» Task details
The listing below should be written out exactly; please include all of it.

» Dataset entries
----------
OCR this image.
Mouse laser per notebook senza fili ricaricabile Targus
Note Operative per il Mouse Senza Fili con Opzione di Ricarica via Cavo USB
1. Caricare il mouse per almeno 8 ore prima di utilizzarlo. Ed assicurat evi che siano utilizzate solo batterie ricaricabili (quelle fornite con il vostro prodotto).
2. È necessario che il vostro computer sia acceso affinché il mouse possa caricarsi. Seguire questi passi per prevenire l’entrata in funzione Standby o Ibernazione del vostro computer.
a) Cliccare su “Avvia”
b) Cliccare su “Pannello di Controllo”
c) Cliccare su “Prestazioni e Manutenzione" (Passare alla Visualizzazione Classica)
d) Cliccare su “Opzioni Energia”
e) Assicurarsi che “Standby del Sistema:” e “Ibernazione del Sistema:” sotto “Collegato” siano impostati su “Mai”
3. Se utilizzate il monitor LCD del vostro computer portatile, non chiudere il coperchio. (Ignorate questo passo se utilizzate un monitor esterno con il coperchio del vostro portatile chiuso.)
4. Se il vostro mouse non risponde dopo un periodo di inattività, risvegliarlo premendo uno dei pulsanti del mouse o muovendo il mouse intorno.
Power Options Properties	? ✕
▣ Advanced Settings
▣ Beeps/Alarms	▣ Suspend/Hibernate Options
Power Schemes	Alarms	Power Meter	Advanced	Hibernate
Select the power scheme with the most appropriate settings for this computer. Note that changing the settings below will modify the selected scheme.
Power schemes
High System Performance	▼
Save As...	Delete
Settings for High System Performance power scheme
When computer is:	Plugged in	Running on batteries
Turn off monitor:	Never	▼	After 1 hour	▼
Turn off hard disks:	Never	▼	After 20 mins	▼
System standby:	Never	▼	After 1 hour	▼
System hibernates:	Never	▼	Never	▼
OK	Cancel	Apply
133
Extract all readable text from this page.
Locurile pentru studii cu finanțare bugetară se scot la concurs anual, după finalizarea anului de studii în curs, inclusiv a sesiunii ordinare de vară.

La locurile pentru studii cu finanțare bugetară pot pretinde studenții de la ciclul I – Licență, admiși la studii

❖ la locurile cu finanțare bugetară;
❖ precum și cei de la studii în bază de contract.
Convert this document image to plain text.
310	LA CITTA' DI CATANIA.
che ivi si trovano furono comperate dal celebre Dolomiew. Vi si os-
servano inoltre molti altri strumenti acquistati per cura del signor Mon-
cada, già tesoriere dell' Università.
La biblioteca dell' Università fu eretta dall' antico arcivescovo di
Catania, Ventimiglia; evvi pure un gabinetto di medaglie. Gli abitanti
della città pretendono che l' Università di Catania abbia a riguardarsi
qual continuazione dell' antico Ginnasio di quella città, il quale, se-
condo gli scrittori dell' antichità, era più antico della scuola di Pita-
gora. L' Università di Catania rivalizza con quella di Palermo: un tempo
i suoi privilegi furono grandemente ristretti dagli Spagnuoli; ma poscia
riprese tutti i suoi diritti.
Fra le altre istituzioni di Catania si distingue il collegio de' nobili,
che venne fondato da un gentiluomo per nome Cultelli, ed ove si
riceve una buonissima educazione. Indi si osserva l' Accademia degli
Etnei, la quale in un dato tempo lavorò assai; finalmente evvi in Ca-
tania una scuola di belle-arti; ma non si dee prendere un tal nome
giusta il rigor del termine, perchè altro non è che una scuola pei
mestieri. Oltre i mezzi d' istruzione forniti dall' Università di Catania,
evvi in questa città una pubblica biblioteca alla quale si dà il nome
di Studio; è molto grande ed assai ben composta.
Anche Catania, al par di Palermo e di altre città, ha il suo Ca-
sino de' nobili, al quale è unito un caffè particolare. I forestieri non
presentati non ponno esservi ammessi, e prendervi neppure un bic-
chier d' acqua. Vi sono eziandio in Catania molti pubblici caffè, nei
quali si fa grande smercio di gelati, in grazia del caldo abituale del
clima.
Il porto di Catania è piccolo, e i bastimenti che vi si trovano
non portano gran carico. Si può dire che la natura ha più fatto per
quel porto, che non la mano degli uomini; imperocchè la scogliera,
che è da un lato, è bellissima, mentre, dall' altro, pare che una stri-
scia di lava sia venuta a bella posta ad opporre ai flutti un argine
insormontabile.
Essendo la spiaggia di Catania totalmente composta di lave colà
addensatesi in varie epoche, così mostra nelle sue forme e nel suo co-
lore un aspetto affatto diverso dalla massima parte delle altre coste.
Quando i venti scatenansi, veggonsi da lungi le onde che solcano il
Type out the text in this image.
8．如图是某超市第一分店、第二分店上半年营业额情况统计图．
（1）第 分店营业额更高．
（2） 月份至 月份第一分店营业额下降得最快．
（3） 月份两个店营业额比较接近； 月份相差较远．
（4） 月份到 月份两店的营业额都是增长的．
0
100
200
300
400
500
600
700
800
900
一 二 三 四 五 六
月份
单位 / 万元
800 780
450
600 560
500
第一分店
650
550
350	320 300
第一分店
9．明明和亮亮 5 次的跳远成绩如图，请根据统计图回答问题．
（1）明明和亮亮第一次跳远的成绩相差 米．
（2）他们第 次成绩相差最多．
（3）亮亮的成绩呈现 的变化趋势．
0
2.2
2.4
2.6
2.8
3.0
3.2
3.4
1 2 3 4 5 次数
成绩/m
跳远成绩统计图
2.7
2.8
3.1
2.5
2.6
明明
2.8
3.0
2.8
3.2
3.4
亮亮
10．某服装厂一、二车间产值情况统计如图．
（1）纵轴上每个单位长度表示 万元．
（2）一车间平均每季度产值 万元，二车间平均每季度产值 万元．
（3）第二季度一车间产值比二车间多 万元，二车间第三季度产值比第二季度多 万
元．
----------
» Output
OCR this image.
Mouse laser per notebook senza fili ricaricabile Targus
Note Operative per il Mouse Senza Fili con Opzione di Ricarica via Cavo USB
1. Caricare il mouse per almeno 8 ore prima di utilizzarlo. Ed assicurat evi che siano utilizzate solo batterie ricaricabili (quelle fornite con il vostro prodotto).
2. È necessario che il vostro computer sia acceso affinché il mouse possa caricarsi. Seguire questi passi per prevenire l’entrata in funzione Standby o Ibernazione del vostro computer.
a) Cliccare su “Avvia”
b) Cliccare su “Pannello di Controllo”
c) Cliccare su “Prestazioni e Manutenzione" (Passare alla Visualizzazione Classica)
d) Cliccare su “Opzioni Energia”
e) Assicurarsi che “Standby del Sistema:” e “Ibernazione del Sistema:” sotto “Collegato” siano impostati su “Mai”
3. Se utilizzate il monitor LCD del vostro computer portatile, non chiudere il coperchio. (Ignorate questo passo se utilizzate un monitor esterno con il coperchio del vostro portatile chiuso.)
4. Se il vostro mouse non risponde dopo un periodo di inattività, risvegliarlo premendo uno dei pulsanti del mouse o muovendo il mouse intorno.
Power Options Properties	? ✕
▣ Advanced Settings
▣ Beeps/Alarms	▣ Suspend/Hibernate Options
Power Schemes	Alarms	Power Meter	Advanced	Hibernate
Select the power scheme with the most appropriate settings for this computer. Note that changing the settings below will modify the selected scheme.
Power schemes
High System Performance	▼
Save As...	Delete
Settings for High System Performance power scheme
When computer is:	Plugged in	Running on batteries
Turn off monitor:	Never	▼	After 1 hour	▼
Turn off hard disks:	Never	▼	After 20 mins	▼
System standby:	Never	▼	After 1 hour	▼
System hibernates:	Never	▼	Never	▼
OK	Cancel	Apply
133
Extract all readable text from this page.
Locurile pentru studii cu finanțare bugetară se scot la concurs anual, după finalizarea anului de studii în curs, inclusiv a sesiunii ordinare de vară.

La locurile pentru studii cu finanțare bugetară pot pretinde studenții de la ciclul I – Licență, admiși la studii

❖ la locurile cu finanțare bugetară;
❖ precum și cei de la studii în bază de contract.
Convert this document image to plain text.
310	LA CITTA' DI CATANIA.
che ivi si trovano furono comperate dal celebre Dolomiew. Vi si os-
servano inoltre molti altri strumenti acquistati per cura del signor Mon-
cada, già tesoriere dell' Università.
La biblioteca dell' Università fu eretta dall' antico arcivescovo di
Catania, Ventimiglia; evvi pure un gabinetto di medaglie. Gli abitanti
della città pretendono che l' Università di Catania abbia a riguardarsi
qual continuazione dell' antico Ginnasio di quella città, il quale, se-
condo gli scrittori dell' antichità, era più antico della scuola di Pita-
gora. L' Università di Catania rivalizza con quella di Palermo: un tempo
i suoi privilegi furono grandemente ristretti dagli Spagnuoli; ma poscia
riprese tutti i suoi diritti.
Fra le altre istituzioni di Catania si distingue il collegio de' nobili,
che venne fondato da un gentiluomo per nome Cultelli, ed ove si
riceve una buonissima educazione. Indi si osserva l' Accademia degli
Etnei, la quale in un dato tempo lavorò assai; finalmente evvi in Ca-
tania una scuola di belle-arti; ma non si dee prendere un tal nome
giusta il rigor del termine, perchè altro non è che una scuola pei
mestieri. Oltre i mezzi d' istruzione forniti dall' Università di Catania,
evvi in questa città una pubblica biblioteca alla quale si dà il nome
di Studio; è molto grande ed assai ben composta.
Anche Catania, al par di Palermo e di altre città, ha il suo Ca-
sino de' nobili, al quale è unito un caffè particolare. I forestieri non
presentati non ponno esservi ammessi, e prendervi neppure un bic-
chier d' acqua. Vi sono eziandio in Catania molti pubblici caffè, nei
quali si fa grande smercio di gelati, in grazia del caldo abituale del
clima.
Il porto di Catania è piccolo, e i bastimenti che vi si trovano
non portano gran carico. Si può dire che la natura ha più fatto per
quel porto, che non la mano degli uomini; imperocchè la scogliera,
che è da un lato, è bellissima, mentre, dall' altro, pare che una stri-
scia di lava sia venuta a bella posta ad opporre ai flutti un argine
insormontabile.
Essendo la spiaggia di Catania totalmente composta di lave colà
addensatesi in varie epoche, così mostra nelle sue forme e nel suo co-
lore un aspetto affatto diverso dalla massima parte delle altre coste.
Quando i venti scatenansi, veggonsi da lungi le onde che solcano il
Type out the text in this image.
8．如图是某超市第一分店、第二分店上半年营业额情况统计图．
（1）第 分店营业额更高．
（2） 月份至 月份第一分店营业额下降得最快．
（3） 月份两个店营业额比较接近； 月份相差较远．
（4） 月份到 月份两店的营业额都是增长的．
0
100
200
300
400
500
600
700
800
900
一 二 三 四 五 六
月份
单位 / 万元
800 780
450
600 560
500
第一分店
650
550
350	320 300
第一分店
9．明明和亮亮 5 次的跳远成绩如图，请根据统计图回答问题．
（1）明明和亮亮第一次跳远的成绩相差 米．
（2）他们第 次成绩相差最多．
（3）亮亮的成绩呈现 的变化趋势．
0
2.2
2.4
2.6
2.8
3.0
3.2
3.4
1 2 3 4 5 次数
成绩/m
跳远成绩统计图
2.7
2.8
3.1
2.5
2.6
明明
2.8
3.0
2.8
3.2
3.4
亮亮
10．某服装厂一、二车间产值情况统计如图．
（1）纵轴上每个单位长度表示 万元．
（2）一车间平均每季度产值 万元，二车间平均每季度产值 万元．
（3）第二季度一车间产值比二车间多 万元，二车间第三季度产值比第二季度多 万
元．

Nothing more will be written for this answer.